## Requirement
Write out the whole listing exactly as it stands.

(Collected data entries)
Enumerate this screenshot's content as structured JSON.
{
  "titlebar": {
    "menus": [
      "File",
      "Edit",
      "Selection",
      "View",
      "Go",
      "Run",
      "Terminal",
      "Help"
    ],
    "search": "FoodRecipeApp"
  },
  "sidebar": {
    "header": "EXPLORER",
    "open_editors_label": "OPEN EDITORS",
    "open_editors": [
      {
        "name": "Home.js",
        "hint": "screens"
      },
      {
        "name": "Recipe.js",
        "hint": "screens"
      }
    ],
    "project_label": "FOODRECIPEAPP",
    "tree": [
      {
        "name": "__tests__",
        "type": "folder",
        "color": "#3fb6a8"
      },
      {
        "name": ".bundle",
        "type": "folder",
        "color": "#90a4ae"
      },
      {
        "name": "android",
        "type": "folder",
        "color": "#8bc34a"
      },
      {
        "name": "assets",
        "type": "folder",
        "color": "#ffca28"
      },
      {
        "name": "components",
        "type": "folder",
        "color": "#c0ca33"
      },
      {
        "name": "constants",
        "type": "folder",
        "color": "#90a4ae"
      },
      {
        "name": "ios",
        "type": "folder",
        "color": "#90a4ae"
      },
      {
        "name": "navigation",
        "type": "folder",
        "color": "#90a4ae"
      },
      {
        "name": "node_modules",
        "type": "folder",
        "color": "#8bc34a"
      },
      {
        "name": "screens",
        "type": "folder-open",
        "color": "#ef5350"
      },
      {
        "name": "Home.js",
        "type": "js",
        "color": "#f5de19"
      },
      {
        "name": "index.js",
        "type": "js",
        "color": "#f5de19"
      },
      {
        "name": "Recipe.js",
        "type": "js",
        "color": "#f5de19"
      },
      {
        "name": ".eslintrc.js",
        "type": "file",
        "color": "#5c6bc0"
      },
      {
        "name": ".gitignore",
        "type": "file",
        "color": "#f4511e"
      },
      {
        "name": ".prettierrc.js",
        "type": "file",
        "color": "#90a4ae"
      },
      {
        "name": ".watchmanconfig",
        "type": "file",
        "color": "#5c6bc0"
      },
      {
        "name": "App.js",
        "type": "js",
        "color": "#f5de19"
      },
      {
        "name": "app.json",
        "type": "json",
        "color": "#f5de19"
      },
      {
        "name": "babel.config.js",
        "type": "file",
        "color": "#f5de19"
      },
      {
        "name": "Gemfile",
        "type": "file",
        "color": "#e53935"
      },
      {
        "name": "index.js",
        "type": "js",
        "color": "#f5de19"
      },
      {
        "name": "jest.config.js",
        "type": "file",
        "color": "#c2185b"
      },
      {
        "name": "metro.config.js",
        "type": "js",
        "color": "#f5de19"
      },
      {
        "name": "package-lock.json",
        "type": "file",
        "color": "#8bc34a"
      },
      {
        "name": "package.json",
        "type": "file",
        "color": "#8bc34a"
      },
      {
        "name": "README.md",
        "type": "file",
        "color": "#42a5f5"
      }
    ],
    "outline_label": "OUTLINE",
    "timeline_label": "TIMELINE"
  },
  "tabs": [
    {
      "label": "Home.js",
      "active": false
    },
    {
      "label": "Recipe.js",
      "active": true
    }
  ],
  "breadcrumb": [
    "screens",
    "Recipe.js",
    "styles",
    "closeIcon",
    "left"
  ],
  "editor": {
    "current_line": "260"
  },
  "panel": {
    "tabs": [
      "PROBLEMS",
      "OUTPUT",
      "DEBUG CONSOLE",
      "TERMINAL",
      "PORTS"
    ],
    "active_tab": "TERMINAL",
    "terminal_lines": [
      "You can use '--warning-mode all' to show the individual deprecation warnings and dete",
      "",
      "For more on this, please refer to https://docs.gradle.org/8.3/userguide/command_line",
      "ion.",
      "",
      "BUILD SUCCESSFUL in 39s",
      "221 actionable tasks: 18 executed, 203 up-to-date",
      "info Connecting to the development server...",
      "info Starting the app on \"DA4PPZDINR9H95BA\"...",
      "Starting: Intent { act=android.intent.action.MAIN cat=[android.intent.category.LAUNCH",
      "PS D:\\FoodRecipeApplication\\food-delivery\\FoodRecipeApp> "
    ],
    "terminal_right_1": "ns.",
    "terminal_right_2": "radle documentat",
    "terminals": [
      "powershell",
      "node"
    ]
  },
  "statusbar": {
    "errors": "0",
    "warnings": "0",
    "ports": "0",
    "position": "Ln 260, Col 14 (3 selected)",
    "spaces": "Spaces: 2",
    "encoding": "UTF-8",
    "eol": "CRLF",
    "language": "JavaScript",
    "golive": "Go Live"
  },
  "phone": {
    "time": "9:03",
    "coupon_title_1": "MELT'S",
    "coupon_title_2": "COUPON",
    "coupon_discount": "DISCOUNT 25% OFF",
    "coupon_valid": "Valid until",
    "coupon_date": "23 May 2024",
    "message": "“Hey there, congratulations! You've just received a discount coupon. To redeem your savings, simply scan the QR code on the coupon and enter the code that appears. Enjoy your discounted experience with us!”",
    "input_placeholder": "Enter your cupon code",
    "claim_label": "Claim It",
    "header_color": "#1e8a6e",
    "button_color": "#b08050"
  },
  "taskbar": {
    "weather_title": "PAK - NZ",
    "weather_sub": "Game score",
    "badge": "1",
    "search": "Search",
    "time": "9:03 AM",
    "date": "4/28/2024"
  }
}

## Full answer
Enumerate this screenshot's content as structured JSON.
{
  "titlebar": {
    "menus": [
      "File",
      "Edit",
      "Selection",
      "View",
      "Go",
      "Run",
      "Terminal",
      "Help"
    ],
    "search": "FoodRecipeApp"
  },
  "sidebar": {
    "header": "EXPLORER",
    "open_editors_label": "OPEN EDITORS",
    "open_editors": [
      {
        "name": "Home.js",
        "hint": "screens"
      },
      {
        "name": "Recipe.js",
        "hint": "screens"
      }
    ],
    "project_label": "FOODRECIPEAPP",
    "tree": [
      {
        "name": "__tests__",
        "type": "folder",
        "color": "#3fb6a8"
      },
      {
        "name": ".bundle",
        "type": "folder",
        "color": "#90a4ae"
      },
      {
        "name": "android",
        "type": "folder",
        "color": "#8bc34a"
      },
      {
        "name": "assets",
        "type": "folder",
        "color": "#ffca28"
      },
      {
        "name": "components",
        "type": "folder",
        "color": "#c0ca33"
      },
      {
        "name": "constants",
        "type": "folder",
        "color": "#90a4ae"
      },
      {
        "name": "ios",
        "type": "folder",
        "color": "#90a4ae"
      },
      {
        "name": "navigation",
        "type": "folder",
        "color": "#90a4ae"
      },
      {
        "name": "node_modules",
        "type": "folder",
        "color": "#8bc34a"
      },
      {
        "name": "screens",
        "type": "folder-open",
        "color": "#ef5350"
      },
      {
        "name": "Home.js",
        "type": "js",
        "color": "#f5de19"
      },
      {
        "name": "index.js",
        "type": "js",
        "color": "#f5de19"
      },
      {
        "name": "Recipe.js",
        "type": "js",
        "color": "#f5de19"
      },
      {
        "name": ".eslintrc.js",
        "type": "file",
        "color": "#5c6bc0"
      },
      {
        "name": ".gitignore",
        "type": "file",
        "color": "#f4511e"
      },
      {
        "name": ".prettierrc.js",
        "type": "file",
        "color": "#90a4ae"
      },
      {
        "name": ".watchmanconfig",
        "type": "file",
        "color": "#5c6bc0"
      },
      {
        "name": "App.js",
        "type": "js",
        "color": "#f5de19"
      },
      {
        "name": "app.json",
        "type": "json",
        "color": "#f5de19"
      },
      {
        "name": "babel.config.js",
        "type": "file",
        "color": "#f5de19"
      },
      {
        "name": "Gemfile",
        "type": "file",
        "color": "#e53935"
      },
      {
        "name": "index.js",
        "type": "js",
        "color": "#f5de19"
      },
      {
        "name": "jest.config.js",
        "type": "file",
        "color": "#c2185b"
      },
      {
        "name": "metro.config.js",
        "type": "js",
        "color": "#f5de19"
      },
      {
        "name": "package-lock.json",
        "type": "file",
        "color": "#8bc34a"
      },
      {
        "name": "package.json",
        "type": "file",
        "color": "#8bc34a"
      },
      {
        "name": "README.md",
        "type": "file",
        "color": "#42a5f5"
      }
    ],
    "outline_label": "OUTLINE",
    "timeline_label": "TIMELINE"
  },
  "tabs": [
    {
      "label": "Home.js",
      "active": false
    },
    {
      "label": "Recipe.js",
      "active": true
    }
  ],
  "breadcrumb": [
    "screens",
    "Recipe.js",
    "styles",
    "closeIcon",
    "left"
  ],
  "editor": {
    "current_line": "260"
  },
  "panel": {
    "tabs": [
      "PROBLEMS",
      "OUTPUT",
      "DEBUG CONSOLE",
      "TERMINAL",
      "PORTS"
    ],
    "active_tab": "TERMINAL",
    "terminal_lines": [
      "You can use '--warning-mode all' to show the individual deprecation warnings and dete",
      "",
      "For more on this, please refer to https://docs.gradle.org/8.3/userguide/command_line",
      "ion.",
      "",
      "BUILD SUCCESSFUL in 39s",
      "221 actionable tasks: 18 executed, 203 up-to-date",
      "info Connecting to the development server...",
      "info Starting the app on \"DA4PPZDINR9H95BA\"...",
      "Starting: Intent { act=android.intent.action.MAIN cat=[android.intent.category.LAUNCH",
      "PS D:\\FoodRecipeApplication\\food-delivery\\FoodRecipeApp> "
    ],
    "terminal_right_1": "ns.",
    "terminal_right_2": "radle documentat",
    "terminals": [
      "powershell",
      "node"
    ]
  },
  "statusbar": {
    "errors": "0",
    "warnings": "0",
    "ports": "0",
    "position": "Ln 260, Col 14 (3 selected)",
    "spaces": "Spaces: 2",
    "encoding": "UTF-8",
    "eol": "CRLF",
    "language": "JavaScript",
    "golive": "Go Live"
  },
  "phone": {
    "time": "9:03",
    "coupon_title_1": "MELT'S",
    "coupon_title_2": "COUPON",
    "coupon_discount": "DISCOUNT 25% OFF",
    "coupon_valid": "Valid until",
    "coupon_date": "23 May 2024",
    "message": "“Hey there, congratulations! You've just received a discount coupon. To redeem your savings, simply scan the QR code on the coupon and enter the code that appears. Enjoy your discounted experience with us!”",
    "input_placeholder": "Enter your cupon code",
    "claim_label": "Claim It",
    "header_color": "#1e8a6e",
    "button_color": "#b08050"
  },
  "taskbar": {
    "weather_title": "PAK - NZ",
    "weather_sub": "Game score",
    "badge": "1",
    "search": "Search",
    "time": "9:03 AM",
    "date": "4/28/2024"
  }
}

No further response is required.